-- START OF Rows --
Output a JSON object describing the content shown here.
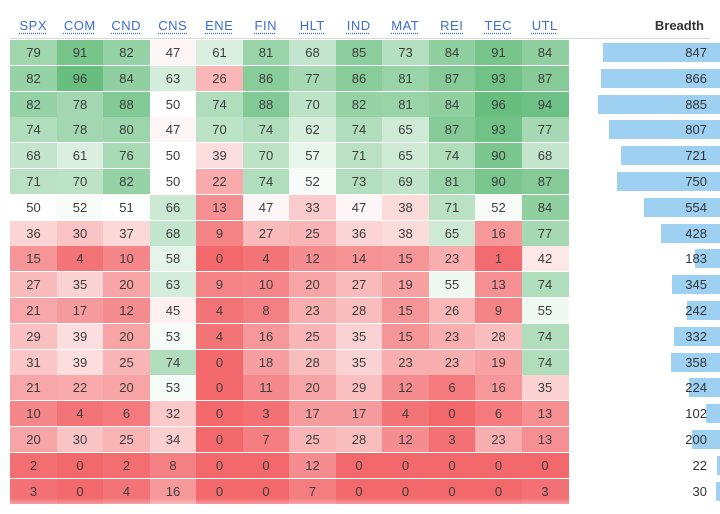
{
  "columns": [
    "SPX",
    "COM",
    "CND",
    "CNS",
    "ENE",
    "FIN",
    "HLT",
    "IND",
    "MAT",
    "REI",
    "TEC",
    "UTL"
  ],
  "breadth_header": "Breadth",
  "rows": [
    [
      79,
      91,
      82,
      47,
      61,
      81,
      68,
      85,
      73,
      84,
      91,
      84
    ],
    [
      82,
      96,
      84,
      63,
      26,
      86,
      77,
      86,
      81,
      87,
      93,
      87
    ],
    [
      82,
      78,
      88,
      50,
      74,
      88,
      70,
      82,
      81,
      84,
      96,
      94
    ],
    [
      74,
      78,
      80,
      47,
      70,
      74,
      62,
      74,
      65,
      87,
      93,
      77
    ],
    [
      68,
      61,
      76,
      50,
      39,
      70,
      57,
      71,
      65,
      74,
      90,
      68
    ],
    [
      71,
      70,
      82,
      50,
      22,
      74,
      52,
      73,
      69,
      81,
      90,
      87
    ],
    [
      50,
      52,
      51,
      66,
      13,
      47,
      33,
      47,
      38,
      71,
      52,
      84
    ],
    [
      36,
      30,
      37,
      68,
      9,
      27,
      25,
      36,
      38,
      65,
      16,
      77
    ],
    [
      15,
      4,
      10,
      58,
      0,
      4,
      12,
      14,
      15,
      23,
      1,
      42
    ],
    [
      27,
      35,
      20,
      63,
      9,
      10,
      20,
      27,
      19,
      55,
      13,
      74
    ],
    [
      21,
      17,
      12,
      45,
      4,
      8,
      23,
      28,
      15,
      26,
      9,
      55
    ],
    [
      29,
      39,
      20,
      53,
      4,
      16,
      25,
      35,
      15,
      23,
      28,
      74
    ],
    [
      31,
      39,
      25,
      74,
      0,
      18,
      28,
      35,
      23,
      23,
      19,
      74
    ],
    [
      21,
      22,
      20,
      53,
      0,
      11,
      20,
      29,
      12,
      6,
      16,
      35
    ],
    [
      10,
      4,
      6,
      32,
      0,
      3,
      17,
      17,
      4,
      0,
      6,
      13
    ],
    [
      20,
      30,
      25,
      34,
      0,
      7,
      25,
      28,
      12,
      3,
      23,
      13
    ],
    [
      2,
      0,
      2,
      8,
      0,
      0,
      12,
      0,
      0,
      0,
      0,
      0
    ],
    [
      3,
      0,
      4,
      16,
      0,
      0,
      7,
      0,
      0,
      0,
      0,
      3
    ]
  ],
  "breadth": [
    847,
    866,
    885,
    807,
    721,
    750,
    554,
    428,
    183,
    345,
    242,
    332,
    358,
    224,
    102,
    200,
    22,
    30
  ],
  "colors": {
    "high": "#5ab873",
    "mid": "#ffffff",
    "low": "#f2686b",
    "bar": "#9dd0f1",
    "header_link": "#3a6fd0"
  }
}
-- END OF Rows --
Work to complete:
Each record should be quoted exactly, with the images omitted.

Reply:
Output a JSON object describing the content shown here.
{
  "columns": [
    "SPX",
    "COM",
    "CND",
    "CNS",
    "ENE",
    "FIN",
    "HLT",
    "IND",
    "MAT",
    "REI",
    "TEC",
    "UTL"
  ],
  "breadth_header": "Breadth",
  "rows": [
    [
      79,
      91,
      82,
      47,
      61,
      81,
      68,
      85,
      73,
      84,
      91,
      84
    ],
    [
      82,
      96,
      84,
      63,
      26,
      86,
      77,
      86,
      81,
      87,
      93,
      87
    ],
    [
      82,
      78,
      88,
      50,
      74,
      88,
      70,
      82,
      81,
      84,
      96,
      94
    ],
    [
      74,
      78,
      80,
      47,
      70,
      74,
      62,
      74,
      65,
      87,
      93,
      77
    ],
    [
      68,
      61,
      76,
      50,
      39,
      70,
      57,
      71,
      65,
      74,
      90,
      68
    ],
    [
      71,
      70,
      82,
      50,
      22,
      74,
      52,
      73,
      69,
      81,
      90,
      87
    ],
    [
      50,
      52,
      51,
      66,
      13,
      47,
      33,
      47,
      38,
      71,
      52,
      84
    ],
    [
      36,
      30,
      37,
      68,
      9,
      27,
      25,
      36,
      38,
      65,
      16,
      77
    ],
    [
      15,
      4,
      10,
      58,
      0,
      4,
      12,
      14,
      15,
      23,
      1,
      42
    ],
    [
      27,
      35,
      20,
      63,
      9,
      10,
      20,
      27,
      19,
      55,
      13,
      74
    ],
    [
      21,
      17,
      12,
      45,
      4,
      8,
      23,
      28,
      15,
      26,
      9,
      55
    ],
    [
      29,
      39,
      20,
      53,
      4,
      16,
      25,
      35,
      15,
      23,
      28,
      74
    ],
    [
      31,
      39,
      25,
      74,
      0,
      18,
      28,
      35,
      23,
      23,
      19,
      74
    ],
    [
      21,
      22,
      20,
      53,
      0,
      11,
      20,
      29,
      12,
      6,
      16,
      35
    ],
    [
      10,
      4,
      6,
      32,
      0,
      3,
      17,
      17,
      4,
      0,
      6,
      13
    ],
    [
      20,
      30,
      25,
      34,
      0,
      7,
      25,
      28,
      12,
      3,
      23,
      13
    ],
    [
      2,
      0,
      2,
      8,
      0,
      0,
      12,
      0,
      0,
      0,
      0,
      0
    ],
    [
      3,
      0,
      4,
      16,
      0,
      0,
      7,
      0,
      0,
      0,
      0,
      3
    ]
  ],
  "breadth": [
    847,
    866,
    885,
    807,
    721,
    750,
    554,
    428,
    183,
    345,
    242,
    332,
    358,
    224,
    102,
    200,
    22,
    30
  ],
  "colors": {
    "high": "#5ab873",
    "mid": "#ffffff",
    "low": "#f2686b",
    "bar": "#9dd0f1",
    "header_link": "#3a6fd0"
  }
}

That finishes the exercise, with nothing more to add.